Information supplied ::
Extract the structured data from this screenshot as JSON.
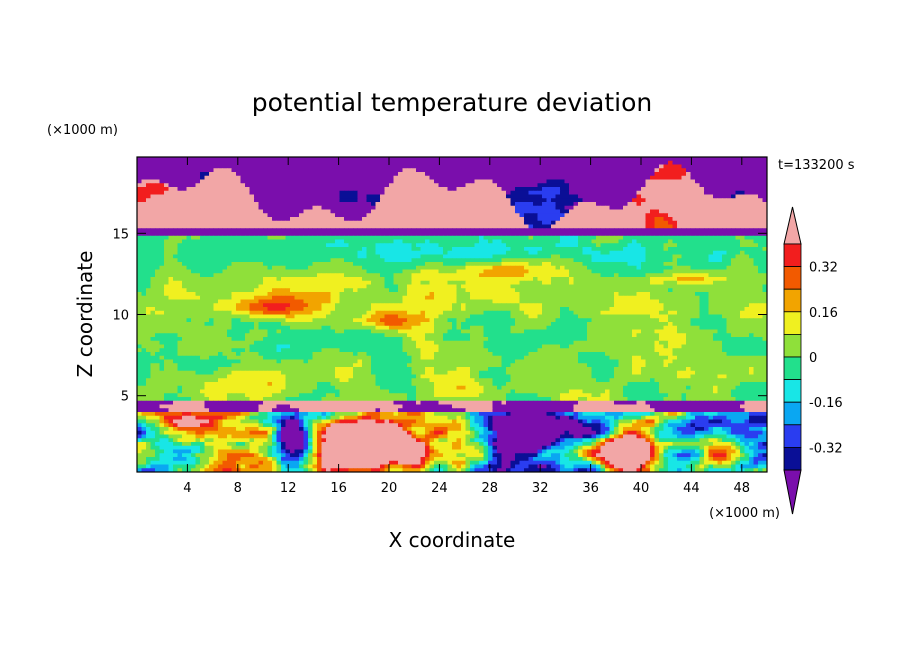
{
  "chart_data": {
    "type": "heatmap",
    "title": "potential temperature deviation",
    "xlabel": "X coordinate",
    "ylabel": "Z coordinate",
    "x_unit": "(×1000 m)",
    "y_unit": "(×1000 m)",
    "time_label": "t=133200 s",
    "xlim": [
      0,
      50
    ],
    "ylim": [
      0.3,
      19.7
    ],
    "x_ticks": [
      4,
      8,
      12,
      16,
      20,
      24,
      28,
      32,
      36,
      40,
      44,
      48
    ],
    "y_ticks": [
      5,
      10,
      15
    ],
    "colorbar": {
      "levels": [
        -0.4,
        -0.32,
        -0.24,
        -0.16,
        -0.08,
        0,
        0.08,
        0.16,
        0.24,
        0.32,
        0.4
      ],
      "colors": [
        "#7a0eac",
        "#0a0f96",
        "#2a3df0",
        "#0aa7f2",
        "#18e6e6",
        "#22e08c",
        "#8fe03a",
        "#f0f020",
        "#f2a400",
        "#f25a00",
        "#f21e1e",
        "#f2a6a6"
      ],
      "tick_labels": [
        "0.32",
        "0.16",
        "0",
        "-0.16",
        "-0.32"
      ],
      "tick_values": [
        0.32,
        0.16,
        0,
        -0.16,
        -0.32
      ]
    }
  }
}
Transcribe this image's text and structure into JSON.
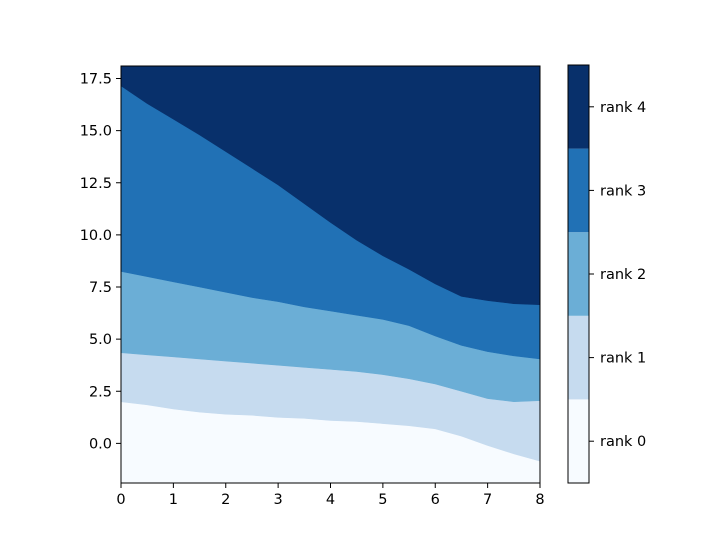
{
  "chart_data": {
    "type": "area",
    "title": "",
    "xlabel": "",
    "ylabel": "",
    "xlim": [
      0,
      8
    ],
    "ylim": [
      -1.9,
      18.1
    ],
    "x_ticks": [
      0,
      1,
      2,
      3,
      4,
      5,
      6,
      7,
      8
    ],
    "x_tick_labels": [
      "0",
      "1",
      "2",
      "3",
      "4",
      "5",
      "6",
      "7",
      "8"
    ],
    "y_ticks": [
      0.0,
      2.5,
      5.0,
      7.5,
      10.0,
      12.5,
      15.0,
      17.5
    ],
    "y_tick_labels": [
      "0.0",
      "2.5",
      "5.0",
      "7.5",
      "10.0",
      "12.5",
      "15.0",
      "17.5"
    ],
    "grid": false,
    "x": [
      0,
      0.5,
      1,
      1.5,
      2,
      2.5,
      3,
      3.5,
      4,
      4.5,
      5,
      5.5,
      6,
      6.5,
      7,
      7.5,
      8
    ],
    "boundaries": [
      [
        2.0,
        1.85,
        1.65,
        1.5,
        1.4,
        1.35,
        1.25,
        1.2,
        1.1,
        1.05,
        0.95,
        0.85,
        0.7,
        0.35,
        -0.1,
        -0.5,
        -0.85
      ],
      [
        4.35,
        4.25,
        4.15,
        4.05,
        3.95,
        3.85,
        3.75,
        3.65,
        3.55,
        3.45,
        3.3,
        3.1,
        2.85,
        2.5,
        2.15,
        2.0,
        2.05
      ],
      [
        8.25,
        8.0,
        7.75,
        7.5,
        7.25,
        7.0,
        6.8,
        6.55,
        6.35,
        6.15,
        5.95,
        5.65,
        5.15,
        4.7,
        4.4,
        4.2,
        4.05
      ],
      [
        17.15,
        16.3,
        15.55,
        14.8,
        14.0,
        13.2,
        12.4,
        11.5,
        10.6,
        9.75,
        9.0,
        8.35,
        7.65,
        7.05,
        6.85,
        6.7,
        6.65
      ]
    ],
    "series": [
      {
        "name": "rank 0",
        "color": "#f7fbff"
      },
      {
        "name": "rank 1",
        "color": "#c6dbef"
      },
      {
        "name": "rank 2",
        "color": "#6baed6"
      },
      {
        "name": "rank 3",
        "color": "#2171b5"
      },
      {
        "name": "rank 4",
        "color": "#08306b"
      }
    ],
    "colorbar": {
      "labels": [
        "rank 0",
        "rank 1",
        "rank 2",
        "rank 3",
        "rank 4"
      ],
      "placement": "right"
    }
  }
}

Goal ::
Within the listing, how many lines hold the word "coordinate"? Only the number is to be given.

Written response ::
2